## Begin
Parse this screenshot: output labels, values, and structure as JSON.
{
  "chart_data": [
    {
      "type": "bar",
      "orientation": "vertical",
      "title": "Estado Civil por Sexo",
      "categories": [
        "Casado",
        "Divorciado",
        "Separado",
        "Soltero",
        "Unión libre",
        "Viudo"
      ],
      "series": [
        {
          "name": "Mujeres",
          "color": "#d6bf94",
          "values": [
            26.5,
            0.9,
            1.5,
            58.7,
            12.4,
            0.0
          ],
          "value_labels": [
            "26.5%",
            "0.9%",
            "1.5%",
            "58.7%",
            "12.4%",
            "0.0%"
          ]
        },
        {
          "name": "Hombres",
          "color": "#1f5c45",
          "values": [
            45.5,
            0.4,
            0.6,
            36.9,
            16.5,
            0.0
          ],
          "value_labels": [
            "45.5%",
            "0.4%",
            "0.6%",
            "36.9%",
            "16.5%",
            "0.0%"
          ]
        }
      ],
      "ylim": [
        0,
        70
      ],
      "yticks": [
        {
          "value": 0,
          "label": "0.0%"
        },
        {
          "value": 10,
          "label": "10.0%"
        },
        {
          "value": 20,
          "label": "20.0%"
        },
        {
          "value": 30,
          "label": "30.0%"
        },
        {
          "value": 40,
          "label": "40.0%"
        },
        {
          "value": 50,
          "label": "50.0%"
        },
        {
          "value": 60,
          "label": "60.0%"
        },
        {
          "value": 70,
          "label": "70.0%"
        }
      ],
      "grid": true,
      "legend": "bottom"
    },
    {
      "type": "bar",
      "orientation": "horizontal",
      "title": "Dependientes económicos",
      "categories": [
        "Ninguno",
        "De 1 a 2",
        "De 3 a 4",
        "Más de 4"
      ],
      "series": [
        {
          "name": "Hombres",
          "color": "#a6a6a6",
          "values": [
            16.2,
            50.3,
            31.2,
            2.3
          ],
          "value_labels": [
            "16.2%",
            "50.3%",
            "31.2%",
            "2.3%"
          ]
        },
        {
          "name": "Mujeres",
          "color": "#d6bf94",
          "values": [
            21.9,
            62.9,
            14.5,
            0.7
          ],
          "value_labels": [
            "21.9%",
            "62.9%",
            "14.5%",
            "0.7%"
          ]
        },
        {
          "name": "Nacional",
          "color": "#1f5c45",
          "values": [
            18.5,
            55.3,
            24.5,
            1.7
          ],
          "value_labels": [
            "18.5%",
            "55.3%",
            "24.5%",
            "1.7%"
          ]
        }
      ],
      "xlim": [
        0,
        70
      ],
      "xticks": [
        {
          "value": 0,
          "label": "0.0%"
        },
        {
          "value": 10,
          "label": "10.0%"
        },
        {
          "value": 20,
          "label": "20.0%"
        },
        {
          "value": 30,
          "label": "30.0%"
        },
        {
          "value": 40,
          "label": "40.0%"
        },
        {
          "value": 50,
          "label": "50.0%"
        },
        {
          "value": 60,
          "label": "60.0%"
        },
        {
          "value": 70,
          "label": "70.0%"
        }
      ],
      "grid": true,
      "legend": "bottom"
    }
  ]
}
## End
• **STATED GOAL**: Extract the complete data, matching each line exactly.

• **SOLUTION TO THIS PROBLEM**:
Parse this screenshot: output labels, values, and structure as JSON.
{
  "chart_data": [
    {
      "type": "bar",
      "orientation": "vertical",
      "title": "Estado Civil por Sexo",
      "categories": [
        "Casado",
        "Divorciado",
        "Separado",
        "Soltero",
        "Unión libre",
        "Viudo"
      ],
      "series": [
        {
          "name": "Mujeres",
          "color": "#d6bf94",
          "values": [
            26.5,
            0.9,
            1.5,
            58.7,
            12.4,
            0.0
          ],
          "value_labels": [
            "26.5%",
            "0.9%",
            "1.5%",
            "58.7%",
            "12.4%",
            "0.0%"
          ]
        },
        {
          "name": "Hombres",
          "color": "#1f5c45",
          "values": [
            45.5,
            0.4,
            0.6,
            36.9,
            16.5,
            0.0
          ],
          "value_labels": [
            "45.5%",
            "0.4%",
            "0.6%",
            "36.9%",
            "16.5%",
            "0.0%"
          ]
        }
      ],
      "ylim": [
        0,
        70
      ],
      "yticks": [
        {
          "value": 0,
          "label": "0.0%"
        },
        {
          "value": 10,
          "label": "10.0%"
        },
        {
          "value": 20,
          "label": "20.0%"
        },
        {
          "value": 30,
          "label": "30.0%"
        },
        {
          "value": 40,
          "label": "40.0%"
        },
        {
          "value": 50,
          "label": "50.0%"
        },
        {
          "value": 60,
          "label": "60.0%"
        },
        {
          "value": 70,
          "label": "70.0%"
        }
      ],
      "grid": true,
      "legend": "bottom"
    },
    {
      "type": "bar",
      "orientation": "horizontal",
      "title": "Dependientes económicos",
      "categories": [
        "Ninguno",
        "De 1 a 2",
        "De 3 a 4",
        "Más de 4"
      ],
      "series": [
        {
          "name": "Hombres",
          "color": "#a6a6a6",
          "values": [
            16.2,
            50.3,
            31.2,
            2.3
          ],
          "value_labels": [
            "16.2%",
            "50.3%",
            "31.2%",
            "2.3%"
          ]
        },
        {
          "name": "Mujeres",
          "color": "#d6bf94",
          "values": [
            21.9,
            62.9,
            14.5,
            0.7
          ],
          "value_labels": [
            "21.9%",
            "62.9%",
            "14.5%",
            "0.7%"
          ]
        },
        {
          "name": "Nacional",
          "color": "#1f5c45",
          "values": [
            18.5,
            55.3,
            24.5,
            1.7
          ],
          "value_labels": [
            "18.5%",
            "55.3%",
            "24.5%",
            "1.7%"
          ]
        }
      ],
      "xlim": [
        0,
        70
      ],
      "xticks": [
        {
          "value": 0,
          "label": "0.0%"
        },
        {
          "value": 10,
          "label": "10.0%"
        },
        {
          "value": 20,
          "label": "20.0%"
        },
        {
          "value": 30,
          "label": "30.0%"
        },
        {
          "value": 40,
          "label": "40.0%"
        },
        {
          "value": 50,
          "label": "50.0%"
        },
        {
          "value": 60,
          "label": "60.0%"
        },
        {
          "value": 70,
          "label": "70.0%"
        }
      ],
      "grid": true,
      "legend": "bottom"
    }
  ]
}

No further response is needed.